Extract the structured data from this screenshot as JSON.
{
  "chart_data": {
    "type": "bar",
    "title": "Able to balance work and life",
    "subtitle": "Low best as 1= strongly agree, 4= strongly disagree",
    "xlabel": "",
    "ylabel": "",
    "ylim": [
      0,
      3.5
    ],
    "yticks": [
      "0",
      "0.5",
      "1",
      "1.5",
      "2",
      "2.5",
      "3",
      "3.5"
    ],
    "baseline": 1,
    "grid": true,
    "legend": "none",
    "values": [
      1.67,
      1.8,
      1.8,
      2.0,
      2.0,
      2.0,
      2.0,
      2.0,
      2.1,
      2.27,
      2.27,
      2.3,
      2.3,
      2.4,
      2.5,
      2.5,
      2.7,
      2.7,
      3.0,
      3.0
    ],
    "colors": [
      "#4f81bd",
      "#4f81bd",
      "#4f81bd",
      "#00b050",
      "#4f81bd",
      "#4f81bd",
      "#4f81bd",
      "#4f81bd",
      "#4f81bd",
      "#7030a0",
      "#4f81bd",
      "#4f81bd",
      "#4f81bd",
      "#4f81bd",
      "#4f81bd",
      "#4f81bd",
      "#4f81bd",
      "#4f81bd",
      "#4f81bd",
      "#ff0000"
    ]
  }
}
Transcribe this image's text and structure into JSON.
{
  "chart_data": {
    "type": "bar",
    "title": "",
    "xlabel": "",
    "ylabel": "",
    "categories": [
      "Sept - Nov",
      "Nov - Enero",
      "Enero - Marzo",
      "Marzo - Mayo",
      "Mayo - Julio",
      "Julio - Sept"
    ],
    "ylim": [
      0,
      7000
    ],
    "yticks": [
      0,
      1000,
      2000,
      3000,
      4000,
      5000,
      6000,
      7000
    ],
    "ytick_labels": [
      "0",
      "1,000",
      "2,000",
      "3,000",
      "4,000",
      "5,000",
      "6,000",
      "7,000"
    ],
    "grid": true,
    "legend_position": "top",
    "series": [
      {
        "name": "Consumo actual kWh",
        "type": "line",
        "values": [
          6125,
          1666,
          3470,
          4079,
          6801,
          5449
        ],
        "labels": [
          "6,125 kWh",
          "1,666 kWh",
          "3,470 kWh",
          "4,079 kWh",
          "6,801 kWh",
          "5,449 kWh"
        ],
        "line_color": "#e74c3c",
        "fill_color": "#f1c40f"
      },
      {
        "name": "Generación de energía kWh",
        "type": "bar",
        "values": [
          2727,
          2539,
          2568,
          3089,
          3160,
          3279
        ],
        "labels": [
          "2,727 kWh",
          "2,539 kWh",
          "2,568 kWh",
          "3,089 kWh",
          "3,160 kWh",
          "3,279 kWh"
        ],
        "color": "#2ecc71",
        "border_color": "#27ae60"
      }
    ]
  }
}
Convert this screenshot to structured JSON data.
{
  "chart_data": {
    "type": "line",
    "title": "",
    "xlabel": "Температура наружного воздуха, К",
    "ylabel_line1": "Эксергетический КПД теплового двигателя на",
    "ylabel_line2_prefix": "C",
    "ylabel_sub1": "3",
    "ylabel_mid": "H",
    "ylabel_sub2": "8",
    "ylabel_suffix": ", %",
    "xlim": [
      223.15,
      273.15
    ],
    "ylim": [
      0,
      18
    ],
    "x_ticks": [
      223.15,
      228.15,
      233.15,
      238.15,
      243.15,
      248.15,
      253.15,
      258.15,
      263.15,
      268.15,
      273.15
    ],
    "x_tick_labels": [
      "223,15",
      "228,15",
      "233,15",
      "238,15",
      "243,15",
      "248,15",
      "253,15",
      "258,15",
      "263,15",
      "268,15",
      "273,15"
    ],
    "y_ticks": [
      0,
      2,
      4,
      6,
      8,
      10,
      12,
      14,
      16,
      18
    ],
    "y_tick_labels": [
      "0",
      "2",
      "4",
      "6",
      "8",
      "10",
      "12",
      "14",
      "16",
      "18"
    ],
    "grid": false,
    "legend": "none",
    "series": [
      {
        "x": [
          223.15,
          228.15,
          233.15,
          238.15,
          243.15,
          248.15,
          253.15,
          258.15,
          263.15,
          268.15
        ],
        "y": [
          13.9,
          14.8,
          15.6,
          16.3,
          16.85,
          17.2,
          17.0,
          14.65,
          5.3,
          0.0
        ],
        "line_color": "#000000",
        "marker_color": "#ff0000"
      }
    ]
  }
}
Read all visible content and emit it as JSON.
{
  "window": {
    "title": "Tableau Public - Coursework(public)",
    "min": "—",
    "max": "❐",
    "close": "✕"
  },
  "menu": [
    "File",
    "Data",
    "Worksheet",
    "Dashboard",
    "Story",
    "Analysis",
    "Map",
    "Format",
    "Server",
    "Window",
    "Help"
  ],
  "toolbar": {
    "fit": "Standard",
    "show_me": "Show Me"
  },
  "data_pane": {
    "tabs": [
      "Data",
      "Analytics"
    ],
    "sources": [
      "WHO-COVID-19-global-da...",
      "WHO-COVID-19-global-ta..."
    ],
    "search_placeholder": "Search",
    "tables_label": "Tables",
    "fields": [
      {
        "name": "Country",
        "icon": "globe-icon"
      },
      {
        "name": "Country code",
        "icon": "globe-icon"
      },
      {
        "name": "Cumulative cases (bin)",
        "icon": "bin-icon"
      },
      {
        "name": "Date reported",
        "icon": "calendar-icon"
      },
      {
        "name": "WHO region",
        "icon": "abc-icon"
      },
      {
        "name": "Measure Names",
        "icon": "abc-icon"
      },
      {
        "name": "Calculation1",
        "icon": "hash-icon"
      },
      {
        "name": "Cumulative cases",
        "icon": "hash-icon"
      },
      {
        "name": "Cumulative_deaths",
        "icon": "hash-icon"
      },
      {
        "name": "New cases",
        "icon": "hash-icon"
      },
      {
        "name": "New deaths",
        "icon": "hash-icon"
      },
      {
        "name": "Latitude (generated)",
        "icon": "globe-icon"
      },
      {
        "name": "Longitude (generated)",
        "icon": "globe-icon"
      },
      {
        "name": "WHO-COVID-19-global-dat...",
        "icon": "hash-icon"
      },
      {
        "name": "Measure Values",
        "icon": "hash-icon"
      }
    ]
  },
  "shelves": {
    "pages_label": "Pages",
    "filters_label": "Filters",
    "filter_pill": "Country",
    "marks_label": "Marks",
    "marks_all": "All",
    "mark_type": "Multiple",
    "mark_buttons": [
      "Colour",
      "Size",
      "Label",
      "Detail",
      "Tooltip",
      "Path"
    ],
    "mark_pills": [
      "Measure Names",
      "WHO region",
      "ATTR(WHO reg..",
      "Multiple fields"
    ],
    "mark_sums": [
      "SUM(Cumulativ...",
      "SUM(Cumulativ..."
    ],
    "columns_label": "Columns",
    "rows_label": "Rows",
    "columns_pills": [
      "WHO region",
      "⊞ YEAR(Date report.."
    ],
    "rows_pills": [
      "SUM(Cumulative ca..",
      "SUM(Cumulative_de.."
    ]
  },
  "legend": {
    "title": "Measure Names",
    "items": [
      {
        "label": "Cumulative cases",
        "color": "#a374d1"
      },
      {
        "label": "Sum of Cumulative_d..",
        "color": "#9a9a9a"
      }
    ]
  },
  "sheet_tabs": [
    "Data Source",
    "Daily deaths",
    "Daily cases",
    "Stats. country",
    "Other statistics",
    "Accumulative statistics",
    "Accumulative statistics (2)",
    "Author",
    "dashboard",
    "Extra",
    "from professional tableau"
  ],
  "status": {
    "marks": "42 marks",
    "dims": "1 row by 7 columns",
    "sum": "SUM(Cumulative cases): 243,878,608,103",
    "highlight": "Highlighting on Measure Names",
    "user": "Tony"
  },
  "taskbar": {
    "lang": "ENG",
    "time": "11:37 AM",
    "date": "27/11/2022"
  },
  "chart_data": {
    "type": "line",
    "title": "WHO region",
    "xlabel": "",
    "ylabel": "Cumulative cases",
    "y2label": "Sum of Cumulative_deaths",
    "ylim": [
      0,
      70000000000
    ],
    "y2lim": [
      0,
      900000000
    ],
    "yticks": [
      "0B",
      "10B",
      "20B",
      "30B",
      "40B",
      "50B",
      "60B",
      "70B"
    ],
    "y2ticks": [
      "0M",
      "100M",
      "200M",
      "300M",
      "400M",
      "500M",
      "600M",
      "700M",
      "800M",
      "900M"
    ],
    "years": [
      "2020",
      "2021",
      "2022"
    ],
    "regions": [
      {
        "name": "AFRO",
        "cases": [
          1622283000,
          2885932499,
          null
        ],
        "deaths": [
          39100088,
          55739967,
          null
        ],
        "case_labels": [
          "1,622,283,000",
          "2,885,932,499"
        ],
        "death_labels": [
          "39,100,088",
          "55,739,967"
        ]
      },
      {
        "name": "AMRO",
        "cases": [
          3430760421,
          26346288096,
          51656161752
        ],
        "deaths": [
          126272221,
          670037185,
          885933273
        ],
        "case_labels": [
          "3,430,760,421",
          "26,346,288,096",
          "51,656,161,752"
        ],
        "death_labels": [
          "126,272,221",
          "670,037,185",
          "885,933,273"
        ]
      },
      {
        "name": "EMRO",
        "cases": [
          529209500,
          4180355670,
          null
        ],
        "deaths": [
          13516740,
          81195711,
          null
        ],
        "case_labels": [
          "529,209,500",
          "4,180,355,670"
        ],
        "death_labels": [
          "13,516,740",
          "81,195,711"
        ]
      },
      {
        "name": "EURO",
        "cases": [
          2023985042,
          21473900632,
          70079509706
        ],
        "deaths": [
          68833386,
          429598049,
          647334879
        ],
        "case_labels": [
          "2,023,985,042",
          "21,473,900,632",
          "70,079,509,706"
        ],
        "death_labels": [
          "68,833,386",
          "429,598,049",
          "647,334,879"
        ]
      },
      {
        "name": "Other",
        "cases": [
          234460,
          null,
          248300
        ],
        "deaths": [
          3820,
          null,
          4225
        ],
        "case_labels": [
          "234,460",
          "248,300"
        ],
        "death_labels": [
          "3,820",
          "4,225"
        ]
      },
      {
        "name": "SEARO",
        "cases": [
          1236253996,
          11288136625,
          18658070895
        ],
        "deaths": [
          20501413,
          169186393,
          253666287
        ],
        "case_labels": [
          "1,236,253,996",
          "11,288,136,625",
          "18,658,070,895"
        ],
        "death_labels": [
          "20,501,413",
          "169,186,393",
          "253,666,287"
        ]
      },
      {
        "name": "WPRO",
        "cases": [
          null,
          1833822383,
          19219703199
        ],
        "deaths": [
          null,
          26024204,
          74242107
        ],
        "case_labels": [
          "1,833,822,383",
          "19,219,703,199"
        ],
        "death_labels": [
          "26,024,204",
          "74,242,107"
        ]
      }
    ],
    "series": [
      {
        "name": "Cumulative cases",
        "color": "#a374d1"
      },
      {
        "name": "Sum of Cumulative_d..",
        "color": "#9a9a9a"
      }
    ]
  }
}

________________________

Exercise prompt:
Scan the material above. Return every line containing the string "screenshot".

Finished answer:
Extract the structured data from this screenshot as JSON.
Convert this screenshot to structured JSON data.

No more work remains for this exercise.